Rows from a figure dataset
▼▼▼

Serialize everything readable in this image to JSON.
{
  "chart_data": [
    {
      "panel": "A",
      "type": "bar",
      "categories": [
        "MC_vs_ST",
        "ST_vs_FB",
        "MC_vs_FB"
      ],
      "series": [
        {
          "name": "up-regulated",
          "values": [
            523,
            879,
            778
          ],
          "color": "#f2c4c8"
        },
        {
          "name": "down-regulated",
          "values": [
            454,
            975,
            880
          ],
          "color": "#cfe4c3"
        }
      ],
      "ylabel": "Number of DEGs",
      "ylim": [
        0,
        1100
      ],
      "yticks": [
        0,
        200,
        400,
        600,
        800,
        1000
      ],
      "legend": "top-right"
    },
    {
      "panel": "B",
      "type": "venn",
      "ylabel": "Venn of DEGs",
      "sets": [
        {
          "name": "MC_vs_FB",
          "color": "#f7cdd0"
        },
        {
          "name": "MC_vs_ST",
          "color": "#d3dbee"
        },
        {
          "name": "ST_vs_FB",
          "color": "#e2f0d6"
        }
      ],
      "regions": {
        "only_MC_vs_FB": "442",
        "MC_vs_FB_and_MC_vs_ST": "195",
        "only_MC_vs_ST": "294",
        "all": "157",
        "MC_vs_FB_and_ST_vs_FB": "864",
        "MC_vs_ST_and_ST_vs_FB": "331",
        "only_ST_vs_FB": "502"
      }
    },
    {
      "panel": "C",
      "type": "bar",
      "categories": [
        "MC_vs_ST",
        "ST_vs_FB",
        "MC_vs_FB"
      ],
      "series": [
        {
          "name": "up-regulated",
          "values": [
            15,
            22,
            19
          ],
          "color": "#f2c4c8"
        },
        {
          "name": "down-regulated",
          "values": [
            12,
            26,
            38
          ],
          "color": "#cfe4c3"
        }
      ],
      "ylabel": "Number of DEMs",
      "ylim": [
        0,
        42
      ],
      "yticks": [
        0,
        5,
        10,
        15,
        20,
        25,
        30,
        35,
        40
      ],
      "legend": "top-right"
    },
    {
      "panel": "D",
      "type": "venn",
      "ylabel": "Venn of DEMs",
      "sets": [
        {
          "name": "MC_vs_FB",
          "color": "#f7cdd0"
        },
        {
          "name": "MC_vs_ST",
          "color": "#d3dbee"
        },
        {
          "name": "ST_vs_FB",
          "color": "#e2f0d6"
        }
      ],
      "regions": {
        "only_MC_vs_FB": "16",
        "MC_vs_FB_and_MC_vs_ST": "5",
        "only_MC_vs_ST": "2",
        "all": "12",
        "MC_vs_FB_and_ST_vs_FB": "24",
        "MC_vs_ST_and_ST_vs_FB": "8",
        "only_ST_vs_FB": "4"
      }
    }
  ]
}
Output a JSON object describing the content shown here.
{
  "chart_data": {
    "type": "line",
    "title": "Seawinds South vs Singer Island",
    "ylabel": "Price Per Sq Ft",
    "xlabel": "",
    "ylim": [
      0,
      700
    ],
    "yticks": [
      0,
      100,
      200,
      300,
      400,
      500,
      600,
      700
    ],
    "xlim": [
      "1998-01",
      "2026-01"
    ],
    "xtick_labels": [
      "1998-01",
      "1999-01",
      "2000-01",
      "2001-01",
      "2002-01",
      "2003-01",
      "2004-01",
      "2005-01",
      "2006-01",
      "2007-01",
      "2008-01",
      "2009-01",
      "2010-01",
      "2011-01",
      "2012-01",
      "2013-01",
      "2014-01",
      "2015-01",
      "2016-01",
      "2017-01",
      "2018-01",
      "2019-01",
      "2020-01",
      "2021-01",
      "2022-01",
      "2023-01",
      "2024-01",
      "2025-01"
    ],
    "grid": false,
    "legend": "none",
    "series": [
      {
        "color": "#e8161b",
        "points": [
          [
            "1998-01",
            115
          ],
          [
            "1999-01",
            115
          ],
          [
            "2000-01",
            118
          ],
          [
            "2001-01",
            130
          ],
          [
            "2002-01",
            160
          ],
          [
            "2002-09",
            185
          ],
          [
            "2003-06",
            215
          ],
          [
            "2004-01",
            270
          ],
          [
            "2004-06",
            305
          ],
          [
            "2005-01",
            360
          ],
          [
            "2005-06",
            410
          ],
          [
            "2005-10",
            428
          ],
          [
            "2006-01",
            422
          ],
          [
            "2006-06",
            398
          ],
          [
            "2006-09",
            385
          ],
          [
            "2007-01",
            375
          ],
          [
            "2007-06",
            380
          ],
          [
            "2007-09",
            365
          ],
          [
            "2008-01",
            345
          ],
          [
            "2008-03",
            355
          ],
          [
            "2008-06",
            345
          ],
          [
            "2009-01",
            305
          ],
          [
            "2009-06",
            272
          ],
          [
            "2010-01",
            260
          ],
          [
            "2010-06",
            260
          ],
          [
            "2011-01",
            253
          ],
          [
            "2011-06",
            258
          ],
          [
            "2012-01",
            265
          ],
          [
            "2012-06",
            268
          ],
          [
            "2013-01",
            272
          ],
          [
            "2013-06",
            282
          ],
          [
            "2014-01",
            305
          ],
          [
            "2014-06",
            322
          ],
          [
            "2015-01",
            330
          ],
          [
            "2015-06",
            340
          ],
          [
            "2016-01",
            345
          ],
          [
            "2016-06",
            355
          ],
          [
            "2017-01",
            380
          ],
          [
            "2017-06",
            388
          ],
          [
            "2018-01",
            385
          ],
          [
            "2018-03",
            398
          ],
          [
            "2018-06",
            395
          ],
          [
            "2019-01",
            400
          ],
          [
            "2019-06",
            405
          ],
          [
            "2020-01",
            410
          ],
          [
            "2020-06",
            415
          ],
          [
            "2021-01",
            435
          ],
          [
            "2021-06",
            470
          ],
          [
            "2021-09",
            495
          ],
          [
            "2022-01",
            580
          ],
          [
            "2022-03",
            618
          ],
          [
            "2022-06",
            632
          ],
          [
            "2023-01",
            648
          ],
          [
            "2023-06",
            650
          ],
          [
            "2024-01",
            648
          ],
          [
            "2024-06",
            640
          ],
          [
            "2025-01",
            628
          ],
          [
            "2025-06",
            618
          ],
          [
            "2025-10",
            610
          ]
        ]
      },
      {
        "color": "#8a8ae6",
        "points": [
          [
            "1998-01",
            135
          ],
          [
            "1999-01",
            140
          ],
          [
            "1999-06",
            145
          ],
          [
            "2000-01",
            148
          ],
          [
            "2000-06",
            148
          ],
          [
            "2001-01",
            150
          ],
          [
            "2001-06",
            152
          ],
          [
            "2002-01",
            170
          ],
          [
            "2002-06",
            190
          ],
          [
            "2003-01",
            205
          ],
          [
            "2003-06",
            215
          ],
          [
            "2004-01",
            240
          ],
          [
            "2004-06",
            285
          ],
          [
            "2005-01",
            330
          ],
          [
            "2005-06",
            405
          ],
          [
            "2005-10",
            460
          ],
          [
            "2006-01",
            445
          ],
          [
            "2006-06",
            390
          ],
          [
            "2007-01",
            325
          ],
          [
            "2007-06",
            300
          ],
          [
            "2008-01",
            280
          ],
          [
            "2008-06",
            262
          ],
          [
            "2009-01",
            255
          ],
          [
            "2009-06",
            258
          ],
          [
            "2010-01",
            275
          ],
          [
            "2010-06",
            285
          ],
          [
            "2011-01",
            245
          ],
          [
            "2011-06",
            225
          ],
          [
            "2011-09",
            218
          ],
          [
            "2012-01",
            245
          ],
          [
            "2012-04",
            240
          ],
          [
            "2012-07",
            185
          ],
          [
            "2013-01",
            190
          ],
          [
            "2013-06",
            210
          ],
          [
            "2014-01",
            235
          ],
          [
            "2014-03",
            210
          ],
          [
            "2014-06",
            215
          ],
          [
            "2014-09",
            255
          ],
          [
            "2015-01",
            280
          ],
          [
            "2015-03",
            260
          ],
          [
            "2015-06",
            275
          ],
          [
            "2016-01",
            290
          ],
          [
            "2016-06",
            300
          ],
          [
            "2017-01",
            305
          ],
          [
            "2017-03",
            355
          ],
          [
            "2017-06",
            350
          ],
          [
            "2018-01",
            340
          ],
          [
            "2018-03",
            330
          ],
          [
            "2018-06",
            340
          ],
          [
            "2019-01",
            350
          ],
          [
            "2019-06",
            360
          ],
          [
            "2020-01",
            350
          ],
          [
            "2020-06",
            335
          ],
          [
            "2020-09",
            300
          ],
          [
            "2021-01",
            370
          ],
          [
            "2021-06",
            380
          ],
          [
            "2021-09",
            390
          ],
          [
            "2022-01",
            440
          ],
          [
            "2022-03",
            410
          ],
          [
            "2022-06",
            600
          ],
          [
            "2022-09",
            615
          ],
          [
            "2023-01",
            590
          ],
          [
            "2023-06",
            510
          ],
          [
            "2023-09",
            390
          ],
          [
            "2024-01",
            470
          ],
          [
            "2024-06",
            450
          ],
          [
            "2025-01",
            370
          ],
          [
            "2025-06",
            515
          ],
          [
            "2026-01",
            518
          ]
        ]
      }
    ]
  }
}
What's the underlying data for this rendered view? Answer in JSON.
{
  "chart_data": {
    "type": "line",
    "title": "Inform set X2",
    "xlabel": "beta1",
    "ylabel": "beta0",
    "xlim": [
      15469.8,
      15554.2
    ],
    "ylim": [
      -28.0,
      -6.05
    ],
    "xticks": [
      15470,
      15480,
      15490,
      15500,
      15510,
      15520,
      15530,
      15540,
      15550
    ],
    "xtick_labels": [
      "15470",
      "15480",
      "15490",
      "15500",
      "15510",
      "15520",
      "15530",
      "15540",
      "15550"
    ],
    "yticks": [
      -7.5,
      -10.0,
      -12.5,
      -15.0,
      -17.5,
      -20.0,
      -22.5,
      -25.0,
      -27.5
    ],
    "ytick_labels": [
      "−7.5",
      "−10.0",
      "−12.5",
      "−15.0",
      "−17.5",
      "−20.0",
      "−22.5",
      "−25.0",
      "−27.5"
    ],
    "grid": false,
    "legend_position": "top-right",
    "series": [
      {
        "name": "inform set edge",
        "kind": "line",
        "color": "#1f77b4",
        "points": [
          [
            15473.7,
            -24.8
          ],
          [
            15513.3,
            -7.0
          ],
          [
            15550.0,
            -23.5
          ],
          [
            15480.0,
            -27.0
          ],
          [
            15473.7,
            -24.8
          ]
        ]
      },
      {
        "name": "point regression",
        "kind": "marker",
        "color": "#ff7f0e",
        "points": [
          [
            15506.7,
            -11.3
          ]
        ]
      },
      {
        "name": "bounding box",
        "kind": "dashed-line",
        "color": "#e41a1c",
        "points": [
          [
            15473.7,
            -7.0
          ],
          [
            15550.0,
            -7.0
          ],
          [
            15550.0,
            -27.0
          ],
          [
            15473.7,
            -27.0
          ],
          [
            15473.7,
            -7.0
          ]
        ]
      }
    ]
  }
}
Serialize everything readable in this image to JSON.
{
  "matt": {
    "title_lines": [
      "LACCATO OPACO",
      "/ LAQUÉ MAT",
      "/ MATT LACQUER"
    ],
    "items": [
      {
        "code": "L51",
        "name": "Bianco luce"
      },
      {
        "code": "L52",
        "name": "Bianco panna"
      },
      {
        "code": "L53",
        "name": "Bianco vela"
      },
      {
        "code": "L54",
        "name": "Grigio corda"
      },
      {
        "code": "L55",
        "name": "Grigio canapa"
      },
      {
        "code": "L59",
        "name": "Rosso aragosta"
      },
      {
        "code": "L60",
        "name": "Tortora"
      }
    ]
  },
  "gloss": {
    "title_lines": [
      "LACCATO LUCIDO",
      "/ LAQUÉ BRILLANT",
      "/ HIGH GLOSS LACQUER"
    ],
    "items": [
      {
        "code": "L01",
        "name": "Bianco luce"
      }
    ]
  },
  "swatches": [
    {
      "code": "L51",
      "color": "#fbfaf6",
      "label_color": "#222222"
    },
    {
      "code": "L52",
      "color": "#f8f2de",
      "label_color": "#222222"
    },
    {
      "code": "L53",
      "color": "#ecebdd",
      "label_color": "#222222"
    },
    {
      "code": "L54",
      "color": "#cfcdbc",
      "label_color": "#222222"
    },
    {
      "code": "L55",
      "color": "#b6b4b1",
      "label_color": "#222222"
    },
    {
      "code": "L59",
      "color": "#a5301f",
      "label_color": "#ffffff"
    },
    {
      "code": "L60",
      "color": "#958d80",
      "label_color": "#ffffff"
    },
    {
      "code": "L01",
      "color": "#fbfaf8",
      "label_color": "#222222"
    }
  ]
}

▲▲▲

**What to work on:** How many lines in the entries contain the string "DEMs"? Answer with the number only.

**Complete output:** 2